[Collected data]
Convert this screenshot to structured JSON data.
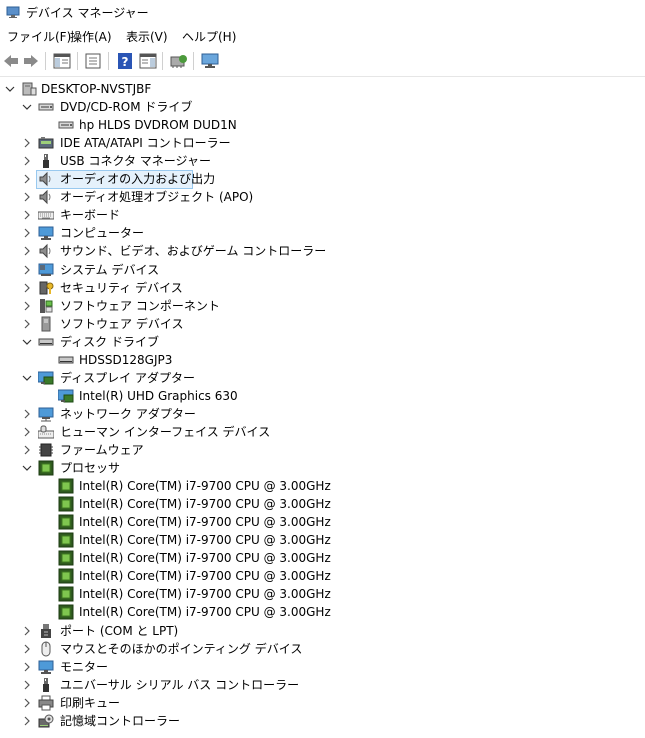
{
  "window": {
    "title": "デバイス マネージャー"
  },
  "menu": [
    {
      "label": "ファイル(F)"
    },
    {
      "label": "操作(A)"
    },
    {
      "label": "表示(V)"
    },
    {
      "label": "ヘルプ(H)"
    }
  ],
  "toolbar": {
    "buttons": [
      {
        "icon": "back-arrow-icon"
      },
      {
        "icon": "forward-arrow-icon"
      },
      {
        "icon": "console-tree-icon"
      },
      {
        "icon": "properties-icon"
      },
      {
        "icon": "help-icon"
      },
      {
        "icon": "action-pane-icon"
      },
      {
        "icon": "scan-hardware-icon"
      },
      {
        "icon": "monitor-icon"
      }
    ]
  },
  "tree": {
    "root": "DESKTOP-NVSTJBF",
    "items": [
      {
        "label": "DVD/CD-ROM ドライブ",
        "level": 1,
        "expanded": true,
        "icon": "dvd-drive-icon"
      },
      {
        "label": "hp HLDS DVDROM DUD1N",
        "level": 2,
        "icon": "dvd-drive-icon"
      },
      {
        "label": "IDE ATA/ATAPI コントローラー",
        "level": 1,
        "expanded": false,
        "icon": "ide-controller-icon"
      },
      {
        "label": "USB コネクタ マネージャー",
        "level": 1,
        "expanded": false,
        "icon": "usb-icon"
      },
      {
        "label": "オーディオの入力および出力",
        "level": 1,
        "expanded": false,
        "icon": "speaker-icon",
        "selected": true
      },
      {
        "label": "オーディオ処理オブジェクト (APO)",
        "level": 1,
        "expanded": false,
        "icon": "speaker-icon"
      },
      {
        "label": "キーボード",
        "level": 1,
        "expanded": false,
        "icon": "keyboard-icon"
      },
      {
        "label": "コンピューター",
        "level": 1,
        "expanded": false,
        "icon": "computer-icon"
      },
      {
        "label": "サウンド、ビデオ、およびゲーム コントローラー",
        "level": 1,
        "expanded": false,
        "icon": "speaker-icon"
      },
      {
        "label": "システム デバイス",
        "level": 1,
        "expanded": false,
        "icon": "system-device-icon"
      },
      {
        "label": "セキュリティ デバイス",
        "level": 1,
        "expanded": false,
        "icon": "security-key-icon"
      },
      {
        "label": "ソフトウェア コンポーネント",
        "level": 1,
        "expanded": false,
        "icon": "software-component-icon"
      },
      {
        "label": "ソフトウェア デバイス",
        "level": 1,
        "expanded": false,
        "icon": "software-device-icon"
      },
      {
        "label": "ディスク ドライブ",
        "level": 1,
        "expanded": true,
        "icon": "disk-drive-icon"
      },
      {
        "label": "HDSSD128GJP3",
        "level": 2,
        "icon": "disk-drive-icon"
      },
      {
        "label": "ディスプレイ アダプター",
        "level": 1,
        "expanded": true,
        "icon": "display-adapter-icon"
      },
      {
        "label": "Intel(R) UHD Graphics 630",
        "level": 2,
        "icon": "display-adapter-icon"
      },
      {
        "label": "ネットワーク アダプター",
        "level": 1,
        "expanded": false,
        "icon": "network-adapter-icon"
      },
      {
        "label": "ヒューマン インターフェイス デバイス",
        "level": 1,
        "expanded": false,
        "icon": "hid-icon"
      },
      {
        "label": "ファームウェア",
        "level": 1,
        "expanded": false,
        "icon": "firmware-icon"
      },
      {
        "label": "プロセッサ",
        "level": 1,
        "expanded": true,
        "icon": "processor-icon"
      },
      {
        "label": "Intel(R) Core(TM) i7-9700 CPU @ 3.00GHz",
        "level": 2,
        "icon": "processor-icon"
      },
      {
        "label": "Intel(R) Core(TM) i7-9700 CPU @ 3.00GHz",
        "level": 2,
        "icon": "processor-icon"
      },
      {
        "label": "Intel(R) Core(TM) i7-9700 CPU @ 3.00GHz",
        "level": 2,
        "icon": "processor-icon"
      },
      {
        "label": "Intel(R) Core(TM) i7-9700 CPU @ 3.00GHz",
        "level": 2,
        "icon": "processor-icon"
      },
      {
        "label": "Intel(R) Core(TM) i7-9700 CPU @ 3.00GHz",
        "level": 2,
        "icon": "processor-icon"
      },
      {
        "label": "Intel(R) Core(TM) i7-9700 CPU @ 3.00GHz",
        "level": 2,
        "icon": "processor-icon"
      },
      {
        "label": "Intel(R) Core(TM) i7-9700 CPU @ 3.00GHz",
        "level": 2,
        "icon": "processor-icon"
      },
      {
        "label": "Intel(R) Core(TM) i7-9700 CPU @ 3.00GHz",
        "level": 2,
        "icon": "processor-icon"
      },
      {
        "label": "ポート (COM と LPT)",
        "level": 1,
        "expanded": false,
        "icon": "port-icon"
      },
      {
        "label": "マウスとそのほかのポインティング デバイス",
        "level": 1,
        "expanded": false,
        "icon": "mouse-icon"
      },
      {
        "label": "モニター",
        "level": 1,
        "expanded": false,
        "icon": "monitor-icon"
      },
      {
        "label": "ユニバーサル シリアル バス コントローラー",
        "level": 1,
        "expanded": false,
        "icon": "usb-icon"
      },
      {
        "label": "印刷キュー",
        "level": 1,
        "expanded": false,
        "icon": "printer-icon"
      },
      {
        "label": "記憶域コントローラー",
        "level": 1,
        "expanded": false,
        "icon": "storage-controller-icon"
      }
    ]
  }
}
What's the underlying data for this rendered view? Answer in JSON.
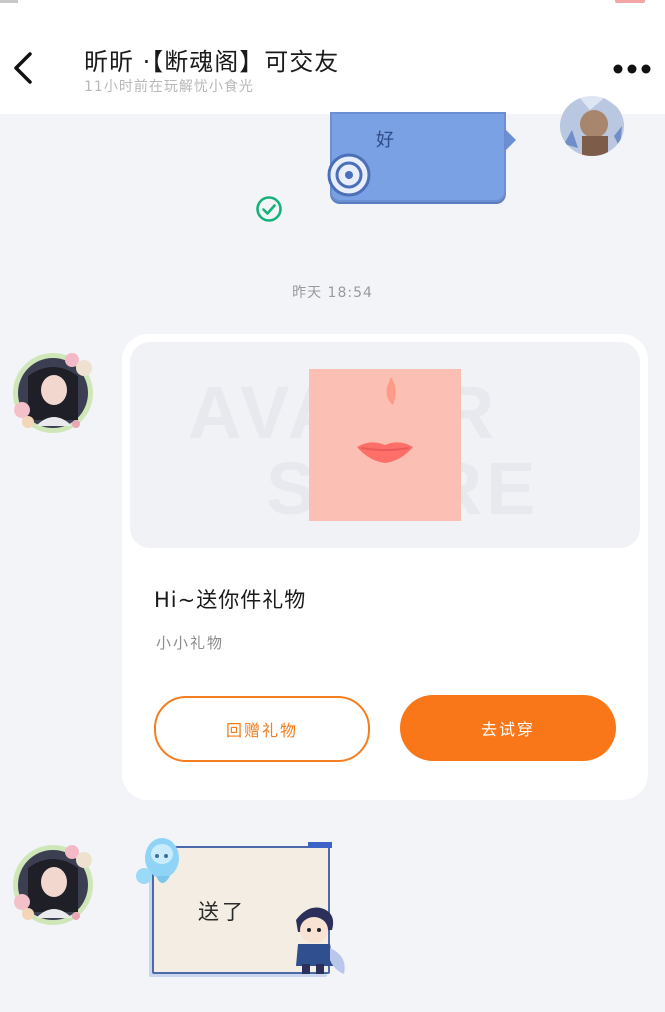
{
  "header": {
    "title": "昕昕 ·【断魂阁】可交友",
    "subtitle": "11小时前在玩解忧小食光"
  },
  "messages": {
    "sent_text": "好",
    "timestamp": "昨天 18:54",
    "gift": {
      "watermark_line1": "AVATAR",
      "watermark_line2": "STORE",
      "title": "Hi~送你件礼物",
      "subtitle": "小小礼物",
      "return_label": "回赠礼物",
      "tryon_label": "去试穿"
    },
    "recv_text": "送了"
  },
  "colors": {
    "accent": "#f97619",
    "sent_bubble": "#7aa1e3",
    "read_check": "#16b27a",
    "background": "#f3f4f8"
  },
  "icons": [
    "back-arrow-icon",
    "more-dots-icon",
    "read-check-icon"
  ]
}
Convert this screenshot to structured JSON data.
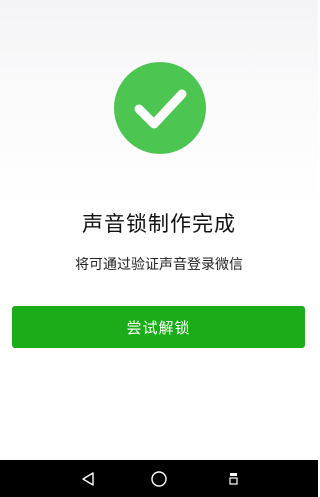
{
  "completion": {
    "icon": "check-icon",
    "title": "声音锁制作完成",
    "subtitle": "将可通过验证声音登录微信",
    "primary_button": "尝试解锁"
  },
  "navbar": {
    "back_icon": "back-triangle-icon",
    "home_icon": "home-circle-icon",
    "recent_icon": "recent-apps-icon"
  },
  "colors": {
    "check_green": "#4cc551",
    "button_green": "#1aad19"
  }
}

=== Description of the task ===
Would you mind returning each entry above word for word, skipping the images?

=== Written solution ===
Convert this screenshot to structured JSON data.
{
  "window": {
    "title": "デバイス マネージャー"
  },
  "menu": [
    {
      "label": "ファイル(F)"
    },
    {
      "label": "操作(A)"
    },
    {
      "label": "表示(V)"
    },
    {
      "label": "ヘルプ(H)"
    }
  ],
  "toolbar": {
    "buttons": [
      {
        "icon": "back-arrow-icon"
      },
      {
        "icon": "forward-arrow-icon"
      },
      {
        "icon": "console-tree-icon"
      },
      {
        "icon": "properties-icon"
      },
      {
        "icon": "help-icon"
      },
      {
        "icon": "action-pane-icon"
      },
      {
        "icon": "scan-hardware-icon"
      },
      {
        "icon": "monitor-icon"
      }
    ]
  },
  "tree": {
    "root": "DESKTOP-NVSTJBF",
    "items": [
      {
        "label": "DVD/CD-ROM ドライブ",
        "level": 1,
        "expanded": true,
        "icon": "dvd-drive-icon"
      },
      {
        "label": "hp HLDS DVDROM DUD1N",
        "level": 2,
        "icon": "dvd-drive-icon"
      },
      {
        "label": "IDE ATA/ATAPI コントローラー",
        "level": 1,
        "expanded": false,
        "icon": "ide-controller-icon"
      },
      {
        "label": "USB コネクタ マネージャー",
        "level": 1,
        "expanded": false,
        "icon": "usb-icon"
      },
      {
        "label": "オーディオの入力および出力",
        "level": 1,
        "expanded": false,
        "icon": "speaker-icon",
        "selected": true
      },
      {
        "label": "オーディオ処理オブジェクト (APO)",
        "level": 1,
        "expanded": false,
        "icon": "speaker-icon"
      },
      {
        "label": "キーボード",
        "level": 1,
        "expanded": false,
        "icon": "keyboard-icon"
      },
      {
        "label": "コンピューター",
        "level": 1,
        "expanded": false,
        "icon": "computer-icon"
      },
      {
        "label": "サウンド、ビデオ、およびゲーム コントローラー",
        "level": 1,
        "expanded": false,
        "icon": "speaker-icon"
      },
      {
        "label": "システム デバイス",
        "level": 1,
        "expanded": false,
        "icon": "system-device-icon"
      },
      {
        "label": "セキュリティ デバイス",
        "level": 1,
        "expanded": false,
        "icon": "security-key-icon"
      },
      {
        "label": "ソフトウェア コンポーネント",
        "level": 1,
        "expanded": false,
        "icon": "software-component-icon"
      },
      {
        "label": "ソフトウェア デバイス",
        "level": 1,
        "expanded": false,
        "icon": "software-device-icon"
      },
      {
        "label": "ディスク ドライブ",
        "level": 1,
        "expanded": true,
        "icon": "disk-drive-icon"
      },
      {
        "label": "HDSSD128GJP3",
        "level": 2,
        "icon": "disk-drive-icon"
      },
      {
        "label": "ディスプレイ アダプター",
        "level": 1,
        "expanded": true,
        "icon": "display-adapter-icon"
      },
      {
        "label": "Intel(R) UHD Graphics 630",
        "level": 2,
        "icon": "display-adapter-icon"
      },
      {
        "label": "ネットワーク アダプター",
        "level": 1,
        "expanded": false,
        "icon": "network-adapter-icon"
      },
      {
        "label": "ヒューマン インターフェイス デバイス",
        "level": 1,
        "expanded": false,
        "icon": "hid-icon"
      },
      {
        "label": "ファームウェア",
        "level": 1,
        "expanded": false,
        "icon": "firmware-icon"
      },
      {
        "label": "プロセッサ",
        "level": 1,
        "expanded": true,
        "icon": "processor-icon"
      },
      {
        "label": "Intel(R) Core(TM) i7-9700 CPU @ 3.00GHz",
        "level": 2,
        "icon": "processor-icon"
      },
      {
        "label": "Intel(R) Core(TM) i7-9700 CPU @ 3.00GHz",
        "level": 2,
        "icon": "processor-icon"
      },
      {
        "label": "Intel(R) Core(TM) i7-9700 CPU @ 3.00GHz",
        "level": 2,
        "icon": "processor-icon"
      },
      {
        "label": "Intel(R) Core(TM) i7-9700 CPU @ 3.00GHz",
        "level": 2,
        "icon": "processor-icon"
      },
      {
        "label": "Intel(R) Core(TM) i7-9700 CPU @ 3.00GHz",
        "level": 2,
        "icon": "processor-icon"
      },
      {
        "label": "Intel(R) Core(TM) i7-9700 CPU @ 3.00GHz",
        "level": 2,
        "icon": "processor-icon"
      },
      {
        "label": "Intel(R) Core(TM) i7-9700 CPU @ 3.00GHz",
        "level": 2,
        "icon": "processor-icon"
      },
      {
        "label": "Intel(R) Core(TM) i7-9700 CPU @ 3.00GHz",
        "level": 2,
        "icon": "processor-icon"
      },
      {
        "label": "ポート (COM と LPT)",
        "level": 1,
        "expanded": false,
        "icon": "port-icon"
      },
      {
        "label": "マウスとそのほかのポインティング デバイス",
        "level": 1,
        "expanded": false,
        "icon": "mouse-icon"
      },
      {
        "label": "モニター",
        "level": 1,
        "expanded": false,
        "icon": "monitor-icon"
      },
      {
        "label": "ユニバーサル シリアル バス コントローラー",
        "level": 1,
        "expanded": false,
        "icon": "usb-icon"
      },
      {
        "label": "印刷キュー",
        "level": 1,
        "expanded": false,
        "icon": "printer-icon"
      },
      {
        "label": "記憶域コントローラー",
        "level": 1,
        "expanded": false,
        "icon": "storage-controller-icon"
      }
    ]
  }
}
What's the underlying data for this rendered view? Answer in JSON.
{
  "header": {
    "title": "昕昕 ·【断魂阁】可交友",
    "subtitle": "11小时前在玩解忧小食光"
  },
  "messages": {
    "sent_text": "好",
    "timestamp": "昨天 18:54",
    "gift": {
      "watermark_line1": "AVATAR",
      "watermark_line2": "STORE",
      "title": "Hi~送你件礼物",
      "subtitle": "小小礼物",
      "return_label": "回赠礼物",
      "tryon_label": "去试穿"
    },
    "recv_text": "送了"
  },
  "colors": {
    "accent": "#f97619",
    "sent_bubble": "#7aa1e3",
    "read_check": "#16b27a",
    "background": "#f3f4f8"
  },
  "icons": [
    "back-arrow-icon",
    "more-dots-icon",
    "read-check-icon"
  ]
}
Convert this screenshot to structured JSON data.
{
  "completion": {
    "icon": "check-icon",
    "title": "声音锁制作完成",
    "subtitle": "将可通过验证声音登录微信",
    "primary_button": "尝试解锁"
  },
  "navbar": {
    "back_icon": "back-triangle-icon",
    "home_icon": "home-circle-icon",
    "recent_icon": "recent-apps-icon"
  },
  "colors": {
    "check_green": "#4cc551",
    "button_green": "#1aad19"
  }
}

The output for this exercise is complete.